* Description of the task *
Reproduce word for word the part of the passage on insider trading damages starting with "Given this understanding" and going on through "misappropriated for insider trading purposes.".

* Passage provided *
One might think that this incentive issue is easily overcome since usually non-disclosure in the face of a duty to disclose does warrant extra-compensatory damages under the theory of fraudulent non-disclosure.47 But remember that the disclosure requirement we’re talking about here is contractual in nature: It’s a contractual requirement to disclose the breach of an underlying fiduciary or contractual obligation prohibiting the use of information for insider trading purposes. And courts are generally very reluctant to award extra-compensatory damages in the case of contractually created non-disclosure provisions for fear of blurring the line between contract and tort law.48

As I have argued elsewhere, Rule 10b–5 should be understood to have changed all of this, at least with respect to the very specific hard-to-detect breach of insider trading.49 When it comes to insider trading, the argument is that we should allow parties to contract for fraud damages by way of contractual provisions requiring disclosure of a breach of fiduciary or contractual prohibitions on the use of information for insider trading purposes. Furthermore, we should find that such disclosure requirements are simply implied in certain circumstances, including fiduciary relationships, where, by a hypothetical bargain analysis, we can reason that parties are likely to have agreed to such disclosure requirements if they had specifically addressed it. The result of this analysis is that we end up with an insider trading doctrine that looks an awful lot like the one we have: the requirement of the breach of an underlying duty, whether fiduciary or contractual, plus nondisclosure of that breach.50

Given this understanding of insider trading law, the bottom-up approach for settling the scienter question makes sense. Requiring something more than what is necessary to establish a breach of the underlying duty (for example, Verstein’s primary motive or even a traditional “sole motive” use test) would disrupt this underlying policy allowing parties to contract for extra-compensatory damages to protect their information from being misappropriated for insider trading purposes.

* Extracted records *
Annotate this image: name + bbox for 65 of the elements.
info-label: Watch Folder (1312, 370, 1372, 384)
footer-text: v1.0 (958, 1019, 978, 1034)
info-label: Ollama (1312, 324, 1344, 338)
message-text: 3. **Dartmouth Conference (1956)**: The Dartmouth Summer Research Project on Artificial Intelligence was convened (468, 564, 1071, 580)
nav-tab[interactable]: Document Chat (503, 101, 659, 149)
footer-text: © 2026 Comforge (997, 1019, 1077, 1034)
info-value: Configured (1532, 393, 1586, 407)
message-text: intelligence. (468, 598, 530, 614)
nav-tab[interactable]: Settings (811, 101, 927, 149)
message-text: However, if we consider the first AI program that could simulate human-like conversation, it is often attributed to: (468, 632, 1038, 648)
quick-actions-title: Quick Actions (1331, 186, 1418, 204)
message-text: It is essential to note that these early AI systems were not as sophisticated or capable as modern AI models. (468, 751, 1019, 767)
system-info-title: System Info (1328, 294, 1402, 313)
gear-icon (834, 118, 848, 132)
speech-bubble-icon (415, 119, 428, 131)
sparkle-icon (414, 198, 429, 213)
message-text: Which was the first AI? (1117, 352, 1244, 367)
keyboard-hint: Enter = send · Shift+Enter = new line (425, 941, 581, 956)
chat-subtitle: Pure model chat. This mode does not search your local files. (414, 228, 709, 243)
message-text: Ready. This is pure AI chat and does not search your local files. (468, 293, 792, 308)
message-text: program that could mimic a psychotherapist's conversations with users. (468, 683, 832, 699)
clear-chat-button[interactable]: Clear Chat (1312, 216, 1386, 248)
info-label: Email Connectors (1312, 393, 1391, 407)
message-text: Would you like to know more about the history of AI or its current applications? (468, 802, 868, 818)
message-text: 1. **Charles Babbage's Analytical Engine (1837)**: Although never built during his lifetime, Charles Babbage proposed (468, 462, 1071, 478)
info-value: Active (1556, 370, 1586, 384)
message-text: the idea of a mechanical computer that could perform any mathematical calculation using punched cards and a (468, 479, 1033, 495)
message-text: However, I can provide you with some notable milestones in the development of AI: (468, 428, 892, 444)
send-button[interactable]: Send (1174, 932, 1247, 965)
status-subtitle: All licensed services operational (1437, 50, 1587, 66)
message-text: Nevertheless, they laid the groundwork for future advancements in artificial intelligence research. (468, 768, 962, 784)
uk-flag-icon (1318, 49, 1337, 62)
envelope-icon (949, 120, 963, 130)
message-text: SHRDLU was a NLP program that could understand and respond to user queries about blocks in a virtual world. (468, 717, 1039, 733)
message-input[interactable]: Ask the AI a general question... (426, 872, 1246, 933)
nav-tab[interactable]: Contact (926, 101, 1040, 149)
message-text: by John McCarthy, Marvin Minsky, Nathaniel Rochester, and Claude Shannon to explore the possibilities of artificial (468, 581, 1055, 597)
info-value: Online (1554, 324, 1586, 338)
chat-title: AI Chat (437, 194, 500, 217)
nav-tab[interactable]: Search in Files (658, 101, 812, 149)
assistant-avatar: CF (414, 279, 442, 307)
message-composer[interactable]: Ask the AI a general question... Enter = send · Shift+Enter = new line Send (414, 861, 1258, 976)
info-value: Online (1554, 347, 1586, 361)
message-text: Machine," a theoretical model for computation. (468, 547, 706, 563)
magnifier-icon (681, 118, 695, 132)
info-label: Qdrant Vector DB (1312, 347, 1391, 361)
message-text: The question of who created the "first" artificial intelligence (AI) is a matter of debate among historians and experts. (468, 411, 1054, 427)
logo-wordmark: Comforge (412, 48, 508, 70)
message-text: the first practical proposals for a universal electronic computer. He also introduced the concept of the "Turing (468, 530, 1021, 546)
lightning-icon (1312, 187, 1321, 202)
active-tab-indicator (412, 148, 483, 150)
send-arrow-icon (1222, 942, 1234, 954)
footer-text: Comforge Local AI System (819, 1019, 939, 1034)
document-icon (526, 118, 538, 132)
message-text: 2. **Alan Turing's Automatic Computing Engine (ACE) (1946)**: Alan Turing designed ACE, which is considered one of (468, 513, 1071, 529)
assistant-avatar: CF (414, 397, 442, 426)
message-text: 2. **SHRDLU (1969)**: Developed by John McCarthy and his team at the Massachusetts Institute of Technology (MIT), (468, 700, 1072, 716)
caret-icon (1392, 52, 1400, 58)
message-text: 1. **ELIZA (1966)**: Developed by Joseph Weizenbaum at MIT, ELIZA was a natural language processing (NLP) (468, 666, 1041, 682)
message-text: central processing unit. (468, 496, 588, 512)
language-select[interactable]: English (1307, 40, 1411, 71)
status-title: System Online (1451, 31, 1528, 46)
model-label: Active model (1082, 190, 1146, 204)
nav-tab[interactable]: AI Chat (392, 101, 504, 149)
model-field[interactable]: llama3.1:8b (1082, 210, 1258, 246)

* Complete response *
Given this understanding of insider trading law, the bottom-up approach for settling the scienter question makes sense. Requiring something more than what is necessary to establish a breach of the underlying duty (for example, Verstein’s primary motive or even a traditional “sole motive” use test) would disrupt this underlying policy allowing parties to contract for extra-compensatory damages to protect their information from being misappropriated for insider trading purposes.